[Figure content listings]
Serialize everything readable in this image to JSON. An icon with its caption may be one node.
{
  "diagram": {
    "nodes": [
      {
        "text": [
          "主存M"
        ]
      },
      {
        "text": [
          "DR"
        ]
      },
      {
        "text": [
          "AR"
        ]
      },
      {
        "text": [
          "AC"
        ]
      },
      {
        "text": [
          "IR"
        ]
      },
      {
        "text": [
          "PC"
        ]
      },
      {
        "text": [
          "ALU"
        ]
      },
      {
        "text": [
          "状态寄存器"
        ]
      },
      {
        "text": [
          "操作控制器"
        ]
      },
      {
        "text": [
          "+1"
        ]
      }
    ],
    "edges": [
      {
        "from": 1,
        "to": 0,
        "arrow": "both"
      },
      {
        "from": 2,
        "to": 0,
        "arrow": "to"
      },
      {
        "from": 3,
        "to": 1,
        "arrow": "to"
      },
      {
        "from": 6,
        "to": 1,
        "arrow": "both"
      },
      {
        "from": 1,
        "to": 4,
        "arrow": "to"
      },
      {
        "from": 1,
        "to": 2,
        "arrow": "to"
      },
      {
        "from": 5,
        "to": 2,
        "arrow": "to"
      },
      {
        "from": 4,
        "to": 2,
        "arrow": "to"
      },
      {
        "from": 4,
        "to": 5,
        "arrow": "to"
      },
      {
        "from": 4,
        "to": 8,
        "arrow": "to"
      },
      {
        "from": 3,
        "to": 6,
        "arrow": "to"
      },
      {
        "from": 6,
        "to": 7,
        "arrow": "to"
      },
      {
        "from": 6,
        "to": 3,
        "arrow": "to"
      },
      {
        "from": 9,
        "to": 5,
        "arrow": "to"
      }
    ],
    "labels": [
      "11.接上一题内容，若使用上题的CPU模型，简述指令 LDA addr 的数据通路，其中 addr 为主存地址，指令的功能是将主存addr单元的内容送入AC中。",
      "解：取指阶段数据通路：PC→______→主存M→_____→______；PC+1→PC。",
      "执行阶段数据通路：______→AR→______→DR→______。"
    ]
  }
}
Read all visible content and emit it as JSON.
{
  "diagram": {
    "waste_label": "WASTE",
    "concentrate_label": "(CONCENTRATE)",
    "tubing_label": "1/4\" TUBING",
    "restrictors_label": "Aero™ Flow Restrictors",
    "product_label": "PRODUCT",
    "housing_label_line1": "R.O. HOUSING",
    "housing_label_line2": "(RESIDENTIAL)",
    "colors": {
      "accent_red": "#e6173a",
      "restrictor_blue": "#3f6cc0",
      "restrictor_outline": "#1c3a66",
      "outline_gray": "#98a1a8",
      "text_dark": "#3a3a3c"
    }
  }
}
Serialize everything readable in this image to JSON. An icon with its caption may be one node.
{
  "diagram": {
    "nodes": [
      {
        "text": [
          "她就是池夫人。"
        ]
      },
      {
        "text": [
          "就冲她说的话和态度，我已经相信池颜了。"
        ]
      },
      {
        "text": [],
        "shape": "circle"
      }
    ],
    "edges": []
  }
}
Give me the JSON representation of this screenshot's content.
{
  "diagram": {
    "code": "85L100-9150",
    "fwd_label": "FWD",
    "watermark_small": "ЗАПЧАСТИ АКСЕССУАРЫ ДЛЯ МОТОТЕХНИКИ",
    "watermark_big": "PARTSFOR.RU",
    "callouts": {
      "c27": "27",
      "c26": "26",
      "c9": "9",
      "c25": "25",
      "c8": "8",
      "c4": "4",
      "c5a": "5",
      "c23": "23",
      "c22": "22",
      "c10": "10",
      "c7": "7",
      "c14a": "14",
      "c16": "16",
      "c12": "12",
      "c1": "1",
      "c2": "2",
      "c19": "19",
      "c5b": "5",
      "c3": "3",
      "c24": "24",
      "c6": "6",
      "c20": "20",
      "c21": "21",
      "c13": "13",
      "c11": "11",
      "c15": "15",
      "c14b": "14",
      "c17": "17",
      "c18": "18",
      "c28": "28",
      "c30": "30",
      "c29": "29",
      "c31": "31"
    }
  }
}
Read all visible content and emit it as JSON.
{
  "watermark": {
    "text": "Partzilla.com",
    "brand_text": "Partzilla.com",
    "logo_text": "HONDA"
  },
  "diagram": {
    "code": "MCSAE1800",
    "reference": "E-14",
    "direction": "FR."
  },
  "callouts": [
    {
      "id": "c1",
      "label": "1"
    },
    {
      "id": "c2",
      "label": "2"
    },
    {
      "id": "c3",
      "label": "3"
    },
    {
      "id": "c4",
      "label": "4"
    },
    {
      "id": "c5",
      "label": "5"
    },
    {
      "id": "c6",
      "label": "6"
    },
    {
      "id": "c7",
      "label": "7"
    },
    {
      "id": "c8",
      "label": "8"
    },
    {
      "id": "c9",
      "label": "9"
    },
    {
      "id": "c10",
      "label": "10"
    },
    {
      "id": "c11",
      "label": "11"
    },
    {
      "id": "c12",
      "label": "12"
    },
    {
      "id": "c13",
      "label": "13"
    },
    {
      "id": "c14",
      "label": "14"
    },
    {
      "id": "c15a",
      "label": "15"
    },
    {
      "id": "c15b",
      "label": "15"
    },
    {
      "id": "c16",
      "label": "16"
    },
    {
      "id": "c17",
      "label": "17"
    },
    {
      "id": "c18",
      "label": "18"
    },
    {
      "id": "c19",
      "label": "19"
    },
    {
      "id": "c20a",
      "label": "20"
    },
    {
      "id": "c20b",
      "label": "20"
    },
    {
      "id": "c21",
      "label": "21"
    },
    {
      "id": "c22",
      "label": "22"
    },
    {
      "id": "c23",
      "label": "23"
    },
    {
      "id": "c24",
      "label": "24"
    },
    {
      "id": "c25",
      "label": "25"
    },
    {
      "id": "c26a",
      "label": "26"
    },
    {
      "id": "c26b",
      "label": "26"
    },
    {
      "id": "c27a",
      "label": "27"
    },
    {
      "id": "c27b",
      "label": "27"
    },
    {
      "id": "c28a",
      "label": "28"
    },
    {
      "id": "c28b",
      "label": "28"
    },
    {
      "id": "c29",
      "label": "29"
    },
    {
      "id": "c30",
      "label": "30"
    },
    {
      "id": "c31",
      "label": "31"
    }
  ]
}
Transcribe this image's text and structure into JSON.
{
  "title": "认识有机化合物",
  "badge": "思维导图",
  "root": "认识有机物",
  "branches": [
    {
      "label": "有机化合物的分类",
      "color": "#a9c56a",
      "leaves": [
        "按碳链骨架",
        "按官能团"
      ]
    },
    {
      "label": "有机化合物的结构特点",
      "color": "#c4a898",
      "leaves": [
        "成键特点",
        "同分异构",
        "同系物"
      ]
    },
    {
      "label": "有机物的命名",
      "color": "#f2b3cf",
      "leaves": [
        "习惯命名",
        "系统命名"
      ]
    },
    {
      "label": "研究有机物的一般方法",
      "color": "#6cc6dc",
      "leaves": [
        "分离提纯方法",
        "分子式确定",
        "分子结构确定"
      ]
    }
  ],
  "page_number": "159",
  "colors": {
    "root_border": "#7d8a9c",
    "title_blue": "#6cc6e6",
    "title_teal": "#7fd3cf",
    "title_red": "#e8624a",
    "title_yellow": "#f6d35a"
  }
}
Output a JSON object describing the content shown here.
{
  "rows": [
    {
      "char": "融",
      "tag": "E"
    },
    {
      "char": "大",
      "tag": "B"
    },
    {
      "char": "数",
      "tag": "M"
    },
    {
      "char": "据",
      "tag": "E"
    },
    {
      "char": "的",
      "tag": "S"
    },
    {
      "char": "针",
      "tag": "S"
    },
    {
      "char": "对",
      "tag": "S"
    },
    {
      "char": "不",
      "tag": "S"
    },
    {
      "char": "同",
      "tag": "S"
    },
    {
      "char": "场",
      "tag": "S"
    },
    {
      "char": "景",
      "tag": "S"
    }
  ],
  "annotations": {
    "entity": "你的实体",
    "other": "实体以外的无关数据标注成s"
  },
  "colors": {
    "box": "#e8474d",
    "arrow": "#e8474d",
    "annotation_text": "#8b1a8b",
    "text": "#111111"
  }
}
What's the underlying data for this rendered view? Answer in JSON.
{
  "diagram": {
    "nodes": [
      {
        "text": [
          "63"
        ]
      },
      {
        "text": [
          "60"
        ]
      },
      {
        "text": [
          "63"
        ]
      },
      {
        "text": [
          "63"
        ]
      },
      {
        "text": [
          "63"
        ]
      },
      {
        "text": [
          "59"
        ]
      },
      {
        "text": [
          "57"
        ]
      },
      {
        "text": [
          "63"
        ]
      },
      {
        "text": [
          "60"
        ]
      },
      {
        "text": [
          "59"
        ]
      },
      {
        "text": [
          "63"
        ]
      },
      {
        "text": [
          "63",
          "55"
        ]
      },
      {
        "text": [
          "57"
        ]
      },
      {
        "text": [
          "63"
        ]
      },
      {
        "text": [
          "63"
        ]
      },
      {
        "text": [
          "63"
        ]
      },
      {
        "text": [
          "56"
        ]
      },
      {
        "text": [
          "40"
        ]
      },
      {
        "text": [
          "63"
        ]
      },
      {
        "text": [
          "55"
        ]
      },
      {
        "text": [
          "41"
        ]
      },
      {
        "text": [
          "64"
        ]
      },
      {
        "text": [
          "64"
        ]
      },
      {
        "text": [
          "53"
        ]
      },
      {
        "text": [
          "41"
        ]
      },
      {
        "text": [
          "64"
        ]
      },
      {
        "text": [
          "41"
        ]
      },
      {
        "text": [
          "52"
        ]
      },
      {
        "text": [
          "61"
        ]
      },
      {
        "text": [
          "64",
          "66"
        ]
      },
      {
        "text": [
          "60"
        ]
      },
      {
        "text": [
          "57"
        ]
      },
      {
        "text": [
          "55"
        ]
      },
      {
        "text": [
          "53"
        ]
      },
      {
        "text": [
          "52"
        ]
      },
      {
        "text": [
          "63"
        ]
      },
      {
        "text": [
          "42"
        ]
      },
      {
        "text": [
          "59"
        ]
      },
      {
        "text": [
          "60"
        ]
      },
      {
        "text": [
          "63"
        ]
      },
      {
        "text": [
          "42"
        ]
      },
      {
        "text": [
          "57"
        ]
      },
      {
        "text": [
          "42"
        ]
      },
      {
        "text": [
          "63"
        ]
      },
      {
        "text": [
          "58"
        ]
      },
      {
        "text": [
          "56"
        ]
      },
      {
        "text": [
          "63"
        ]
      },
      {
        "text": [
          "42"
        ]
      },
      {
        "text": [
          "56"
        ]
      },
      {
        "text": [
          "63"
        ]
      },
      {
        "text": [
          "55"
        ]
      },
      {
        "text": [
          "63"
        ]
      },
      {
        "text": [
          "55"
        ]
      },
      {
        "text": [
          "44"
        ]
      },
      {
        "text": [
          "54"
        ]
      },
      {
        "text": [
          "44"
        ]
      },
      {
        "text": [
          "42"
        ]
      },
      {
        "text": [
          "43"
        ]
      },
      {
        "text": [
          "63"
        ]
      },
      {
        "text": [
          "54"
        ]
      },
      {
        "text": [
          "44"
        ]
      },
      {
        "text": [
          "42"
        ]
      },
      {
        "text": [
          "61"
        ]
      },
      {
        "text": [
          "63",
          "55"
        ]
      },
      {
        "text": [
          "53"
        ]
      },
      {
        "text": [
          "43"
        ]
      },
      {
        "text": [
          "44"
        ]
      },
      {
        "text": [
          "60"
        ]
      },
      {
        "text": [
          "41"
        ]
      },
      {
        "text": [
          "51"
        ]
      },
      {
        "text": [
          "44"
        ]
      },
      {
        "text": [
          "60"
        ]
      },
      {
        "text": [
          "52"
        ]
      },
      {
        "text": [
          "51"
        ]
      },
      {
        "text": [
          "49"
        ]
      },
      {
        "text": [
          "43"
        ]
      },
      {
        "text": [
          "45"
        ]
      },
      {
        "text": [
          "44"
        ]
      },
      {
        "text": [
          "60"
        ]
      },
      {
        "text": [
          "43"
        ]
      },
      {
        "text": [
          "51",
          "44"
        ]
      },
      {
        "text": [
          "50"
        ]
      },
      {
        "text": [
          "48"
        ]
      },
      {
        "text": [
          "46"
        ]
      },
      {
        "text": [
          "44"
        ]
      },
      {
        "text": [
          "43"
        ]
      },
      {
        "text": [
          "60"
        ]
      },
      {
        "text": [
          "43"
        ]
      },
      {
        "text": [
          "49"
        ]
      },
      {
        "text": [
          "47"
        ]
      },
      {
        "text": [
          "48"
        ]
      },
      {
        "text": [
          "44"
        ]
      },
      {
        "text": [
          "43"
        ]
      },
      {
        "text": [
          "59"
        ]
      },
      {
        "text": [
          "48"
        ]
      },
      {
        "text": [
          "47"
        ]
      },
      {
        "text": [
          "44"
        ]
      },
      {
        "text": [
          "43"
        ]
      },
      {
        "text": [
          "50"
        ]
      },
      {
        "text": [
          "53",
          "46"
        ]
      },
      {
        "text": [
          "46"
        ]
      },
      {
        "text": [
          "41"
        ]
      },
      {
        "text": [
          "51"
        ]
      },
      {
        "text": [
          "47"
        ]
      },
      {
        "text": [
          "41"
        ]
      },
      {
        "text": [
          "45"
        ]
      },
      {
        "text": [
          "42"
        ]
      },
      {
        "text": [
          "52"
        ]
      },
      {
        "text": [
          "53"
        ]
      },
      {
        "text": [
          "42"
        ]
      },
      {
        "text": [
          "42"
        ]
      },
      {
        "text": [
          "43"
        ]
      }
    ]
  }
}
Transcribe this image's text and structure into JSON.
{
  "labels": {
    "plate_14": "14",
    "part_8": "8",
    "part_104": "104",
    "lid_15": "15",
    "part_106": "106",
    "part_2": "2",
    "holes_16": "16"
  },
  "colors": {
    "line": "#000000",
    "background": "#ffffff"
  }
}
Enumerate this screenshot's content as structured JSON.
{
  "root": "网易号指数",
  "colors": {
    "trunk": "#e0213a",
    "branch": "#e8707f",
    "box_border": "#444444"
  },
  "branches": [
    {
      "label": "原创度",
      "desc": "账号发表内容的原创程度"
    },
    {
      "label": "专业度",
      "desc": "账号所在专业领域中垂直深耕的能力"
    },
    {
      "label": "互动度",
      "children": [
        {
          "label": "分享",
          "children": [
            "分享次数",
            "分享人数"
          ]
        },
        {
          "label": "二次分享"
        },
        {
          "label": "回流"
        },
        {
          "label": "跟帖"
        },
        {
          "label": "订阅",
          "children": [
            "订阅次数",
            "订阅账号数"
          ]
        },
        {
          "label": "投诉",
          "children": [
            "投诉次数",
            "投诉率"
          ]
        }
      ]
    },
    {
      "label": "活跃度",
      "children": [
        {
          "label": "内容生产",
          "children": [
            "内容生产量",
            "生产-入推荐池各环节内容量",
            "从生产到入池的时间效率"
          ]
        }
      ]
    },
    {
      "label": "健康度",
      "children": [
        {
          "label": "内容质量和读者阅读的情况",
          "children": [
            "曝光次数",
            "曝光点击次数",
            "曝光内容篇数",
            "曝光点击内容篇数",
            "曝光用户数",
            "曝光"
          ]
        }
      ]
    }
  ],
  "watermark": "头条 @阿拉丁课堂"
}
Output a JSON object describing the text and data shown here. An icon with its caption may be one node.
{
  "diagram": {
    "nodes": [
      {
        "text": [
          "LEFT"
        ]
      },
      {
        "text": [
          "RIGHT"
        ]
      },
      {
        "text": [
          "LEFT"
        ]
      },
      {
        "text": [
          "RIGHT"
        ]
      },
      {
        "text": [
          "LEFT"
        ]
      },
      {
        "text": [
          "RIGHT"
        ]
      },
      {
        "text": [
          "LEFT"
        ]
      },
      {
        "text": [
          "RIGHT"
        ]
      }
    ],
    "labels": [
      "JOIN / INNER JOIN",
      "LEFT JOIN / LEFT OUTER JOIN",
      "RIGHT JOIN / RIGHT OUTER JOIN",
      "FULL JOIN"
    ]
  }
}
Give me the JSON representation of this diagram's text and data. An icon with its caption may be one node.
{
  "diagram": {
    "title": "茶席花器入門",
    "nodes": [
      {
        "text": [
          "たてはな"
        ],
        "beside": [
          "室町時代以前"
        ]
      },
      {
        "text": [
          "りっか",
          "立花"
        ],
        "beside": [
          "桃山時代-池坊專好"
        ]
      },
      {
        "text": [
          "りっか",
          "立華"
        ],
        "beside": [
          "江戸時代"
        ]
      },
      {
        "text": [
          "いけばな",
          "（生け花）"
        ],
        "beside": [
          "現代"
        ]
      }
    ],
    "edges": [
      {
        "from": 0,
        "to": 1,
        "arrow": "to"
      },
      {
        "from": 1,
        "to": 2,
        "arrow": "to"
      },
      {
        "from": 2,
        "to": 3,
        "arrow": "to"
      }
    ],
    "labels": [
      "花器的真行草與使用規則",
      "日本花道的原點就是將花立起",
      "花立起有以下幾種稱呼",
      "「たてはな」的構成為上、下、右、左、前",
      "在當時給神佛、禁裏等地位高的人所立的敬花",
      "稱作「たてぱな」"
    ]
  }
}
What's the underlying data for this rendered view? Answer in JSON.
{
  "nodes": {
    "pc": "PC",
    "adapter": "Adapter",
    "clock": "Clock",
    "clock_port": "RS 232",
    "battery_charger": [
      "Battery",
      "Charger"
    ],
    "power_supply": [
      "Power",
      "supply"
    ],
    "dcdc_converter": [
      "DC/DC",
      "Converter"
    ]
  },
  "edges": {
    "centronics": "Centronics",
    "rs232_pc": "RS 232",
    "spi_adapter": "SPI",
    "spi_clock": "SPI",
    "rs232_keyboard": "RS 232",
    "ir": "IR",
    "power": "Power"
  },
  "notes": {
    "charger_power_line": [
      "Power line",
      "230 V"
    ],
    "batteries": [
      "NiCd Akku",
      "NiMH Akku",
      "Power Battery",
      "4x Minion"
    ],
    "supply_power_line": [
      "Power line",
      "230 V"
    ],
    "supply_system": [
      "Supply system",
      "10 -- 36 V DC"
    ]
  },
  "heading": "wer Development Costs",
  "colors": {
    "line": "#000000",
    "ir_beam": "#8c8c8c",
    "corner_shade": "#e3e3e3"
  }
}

[TASK] State only the count of lines above that hold the string "object".

[REPLY] 2